_Saved entries:_
○ ○ ○

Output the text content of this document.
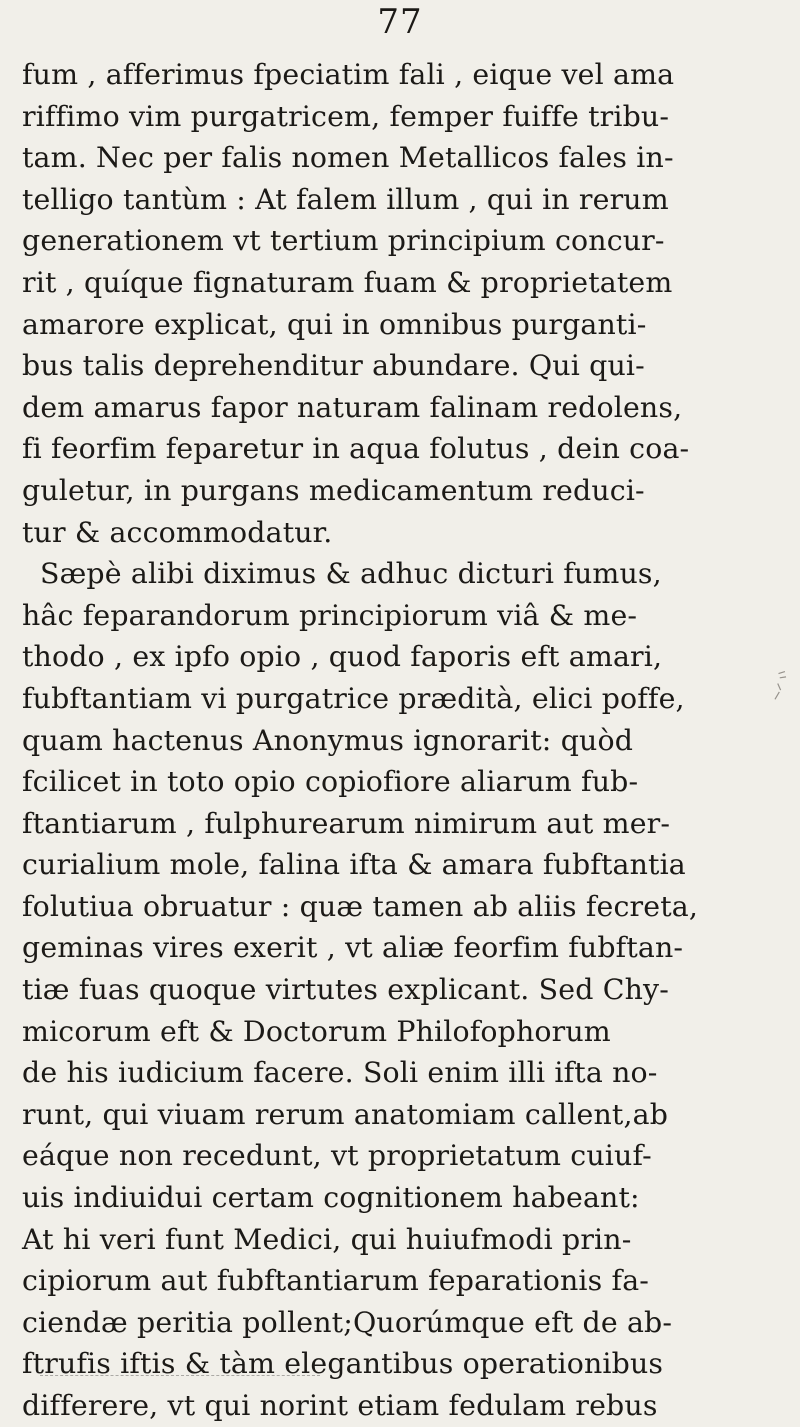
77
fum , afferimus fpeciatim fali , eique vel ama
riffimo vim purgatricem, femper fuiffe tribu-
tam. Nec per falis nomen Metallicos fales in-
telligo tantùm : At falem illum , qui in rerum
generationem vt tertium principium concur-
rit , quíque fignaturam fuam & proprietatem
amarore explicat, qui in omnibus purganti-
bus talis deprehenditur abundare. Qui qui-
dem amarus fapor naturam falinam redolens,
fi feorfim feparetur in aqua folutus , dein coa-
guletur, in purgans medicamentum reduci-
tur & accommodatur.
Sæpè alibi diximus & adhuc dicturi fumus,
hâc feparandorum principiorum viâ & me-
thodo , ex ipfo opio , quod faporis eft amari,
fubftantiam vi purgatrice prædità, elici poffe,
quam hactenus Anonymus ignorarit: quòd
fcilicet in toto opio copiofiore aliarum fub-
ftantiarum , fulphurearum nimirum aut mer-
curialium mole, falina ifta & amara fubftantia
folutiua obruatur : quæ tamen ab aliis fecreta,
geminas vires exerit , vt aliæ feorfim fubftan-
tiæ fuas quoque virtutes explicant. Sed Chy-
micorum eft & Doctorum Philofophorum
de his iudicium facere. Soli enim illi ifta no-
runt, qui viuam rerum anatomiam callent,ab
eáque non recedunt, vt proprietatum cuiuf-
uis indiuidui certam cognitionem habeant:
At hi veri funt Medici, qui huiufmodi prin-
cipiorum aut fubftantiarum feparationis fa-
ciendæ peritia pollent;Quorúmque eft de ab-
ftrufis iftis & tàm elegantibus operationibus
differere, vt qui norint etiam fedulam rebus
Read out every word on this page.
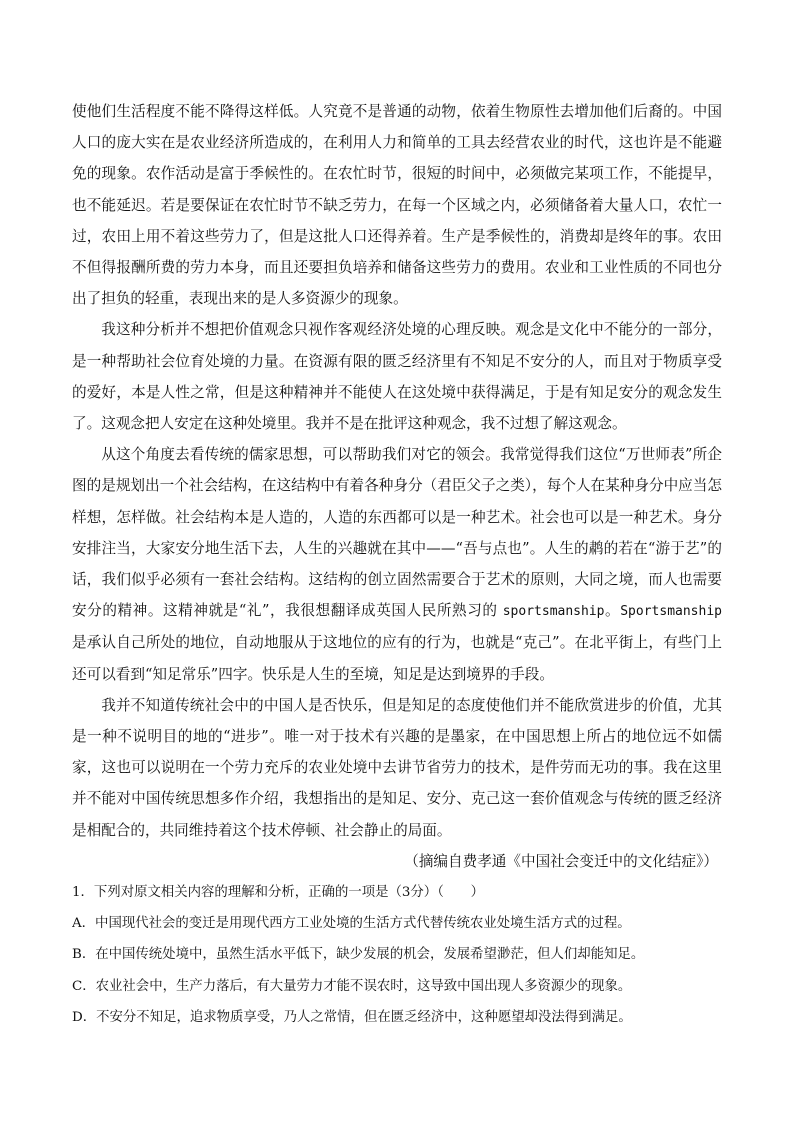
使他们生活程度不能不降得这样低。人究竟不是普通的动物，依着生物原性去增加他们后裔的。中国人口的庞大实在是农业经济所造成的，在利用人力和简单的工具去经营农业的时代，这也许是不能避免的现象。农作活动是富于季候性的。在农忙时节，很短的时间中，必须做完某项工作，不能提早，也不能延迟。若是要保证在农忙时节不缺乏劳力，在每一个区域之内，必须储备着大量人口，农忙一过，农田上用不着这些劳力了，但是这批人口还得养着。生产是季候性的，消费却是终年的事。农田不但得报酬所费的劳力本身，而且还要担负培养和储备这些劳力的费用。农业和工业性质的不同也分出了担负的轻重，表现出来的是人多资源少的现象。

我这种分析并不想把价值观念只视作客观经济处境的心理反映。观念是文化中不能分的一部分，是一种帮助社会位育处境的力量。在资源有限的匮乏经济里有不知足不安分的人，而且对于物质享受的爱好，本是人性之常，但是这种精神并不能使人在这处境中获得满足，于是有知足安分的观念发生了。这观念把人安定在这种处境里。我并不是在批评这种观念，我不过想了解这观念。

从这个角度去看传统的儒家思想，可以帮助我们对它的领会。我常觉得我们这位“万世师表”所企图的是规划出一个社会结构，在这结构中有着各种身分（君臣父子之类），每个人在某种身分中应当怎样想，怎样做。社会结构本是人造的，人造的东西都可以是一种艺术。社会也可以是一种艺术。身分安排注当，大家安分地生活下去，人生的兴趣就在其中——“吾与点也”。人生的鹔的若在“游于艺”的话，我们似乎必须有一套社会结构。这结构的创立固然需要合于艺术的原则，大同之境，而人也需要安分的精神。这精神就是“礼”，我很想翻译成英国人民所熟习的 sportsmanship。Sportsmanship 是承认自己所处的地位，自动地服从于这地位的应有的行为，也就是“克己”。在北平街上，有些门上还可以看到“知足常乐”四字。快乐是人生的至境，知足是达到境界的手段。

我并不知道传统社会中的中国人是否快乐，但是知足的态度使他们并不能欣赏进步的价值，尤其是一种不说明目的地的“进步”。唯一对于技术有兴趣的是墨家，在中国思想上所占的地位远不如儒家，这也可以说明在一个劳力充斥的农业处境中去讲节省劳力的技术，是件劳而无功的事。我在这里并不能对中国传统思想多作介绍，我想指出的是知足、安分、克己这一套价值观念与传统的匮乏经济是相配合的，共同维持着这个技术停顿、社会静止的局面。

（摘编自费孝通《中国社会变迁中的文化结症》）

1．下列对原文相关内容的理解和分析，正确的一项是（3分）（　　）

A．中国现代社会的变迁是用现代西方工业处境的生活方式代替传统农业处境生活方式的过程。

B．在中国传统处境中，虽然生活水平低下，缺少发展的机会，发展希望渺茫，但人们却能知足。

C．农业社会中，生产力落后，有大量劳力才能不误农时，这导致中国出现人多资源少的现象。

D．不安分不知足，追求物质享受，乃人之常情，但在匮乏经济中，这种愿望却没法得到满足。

○ ○ ○

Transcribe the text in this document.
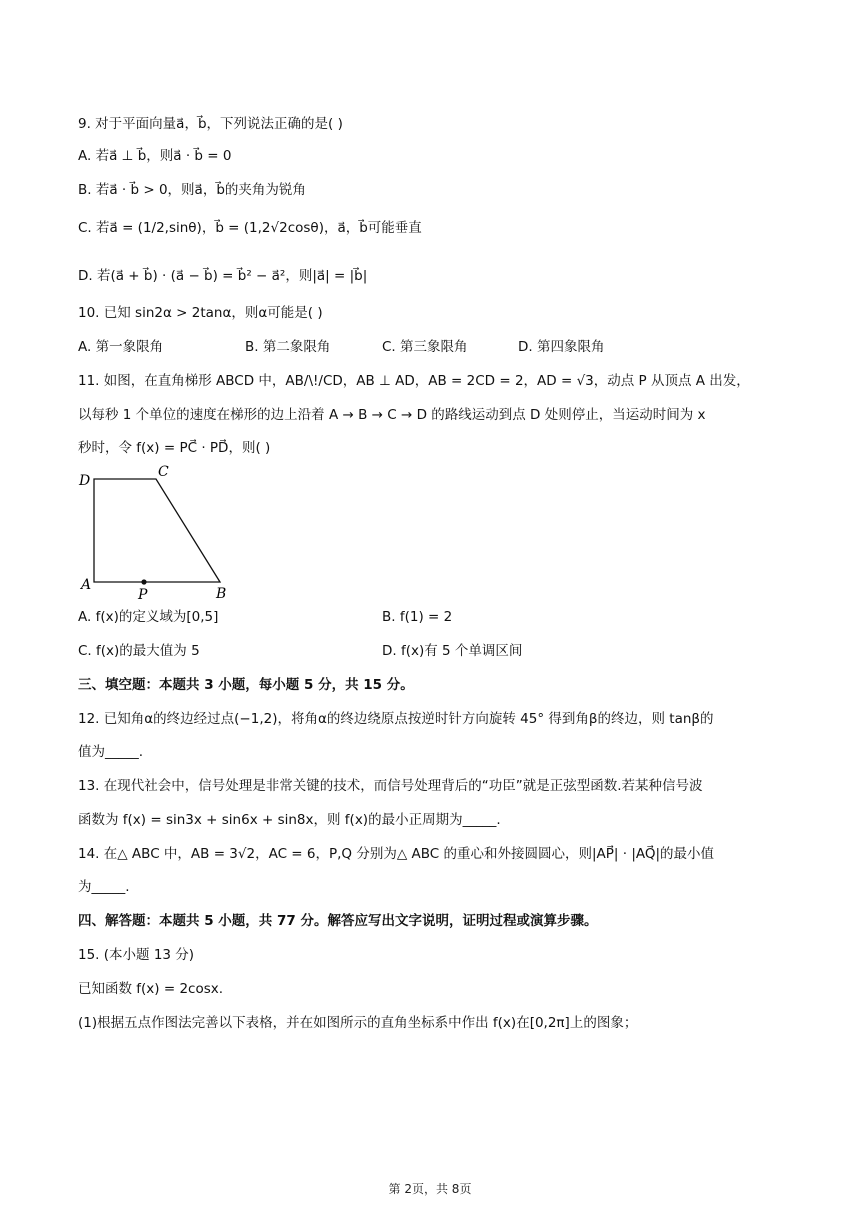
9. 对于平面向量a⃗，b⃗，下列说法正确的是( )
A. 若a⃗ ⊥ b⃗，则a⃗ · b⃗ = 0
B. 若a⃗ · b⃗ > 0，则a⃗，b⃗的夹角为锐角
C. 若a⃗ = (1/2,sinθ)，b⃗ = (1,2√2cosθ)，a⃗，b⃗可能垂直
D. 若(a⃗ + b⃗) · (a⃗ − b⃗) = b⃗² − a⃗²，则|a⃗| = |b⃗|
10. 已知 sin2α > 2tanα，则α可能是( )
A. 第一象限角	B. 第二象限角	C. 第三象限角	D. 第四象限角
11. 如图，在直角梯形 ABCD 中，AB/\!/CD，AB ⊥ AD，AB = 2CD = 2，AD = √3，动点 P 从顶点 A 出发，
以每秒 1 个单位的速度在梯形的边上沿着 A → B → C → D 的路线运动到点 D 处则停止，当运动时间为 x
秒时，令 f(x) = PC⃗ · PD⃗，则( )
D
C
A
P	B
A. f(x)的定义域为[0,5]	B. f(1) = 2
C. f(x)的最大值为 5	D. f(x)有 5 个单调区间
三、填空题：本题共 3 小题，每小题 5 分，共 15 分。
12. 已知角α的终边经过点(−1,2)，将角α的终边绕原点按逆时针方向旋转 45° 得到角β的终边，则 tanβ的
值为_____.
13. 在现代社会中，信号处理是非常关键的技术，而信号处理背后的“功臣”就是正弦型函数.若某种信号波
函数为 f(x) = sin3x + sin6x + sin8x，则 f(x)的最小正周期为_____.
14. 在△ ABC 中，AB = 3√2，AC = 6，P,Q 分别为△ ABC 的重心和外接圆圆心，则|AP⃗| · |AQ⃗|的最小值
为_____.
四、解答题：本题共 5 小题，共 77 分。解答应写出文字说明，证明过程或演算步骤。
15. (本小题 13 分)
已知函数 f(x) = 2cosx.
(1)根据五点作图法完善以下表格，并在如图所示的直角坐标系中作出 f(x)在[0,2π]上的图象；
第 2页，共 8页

○ ○ ○

_Job:_ Return each full line of the entries that contains the word "text".

_Response:_
Output the text content of this document.
Transcribe the text in this document.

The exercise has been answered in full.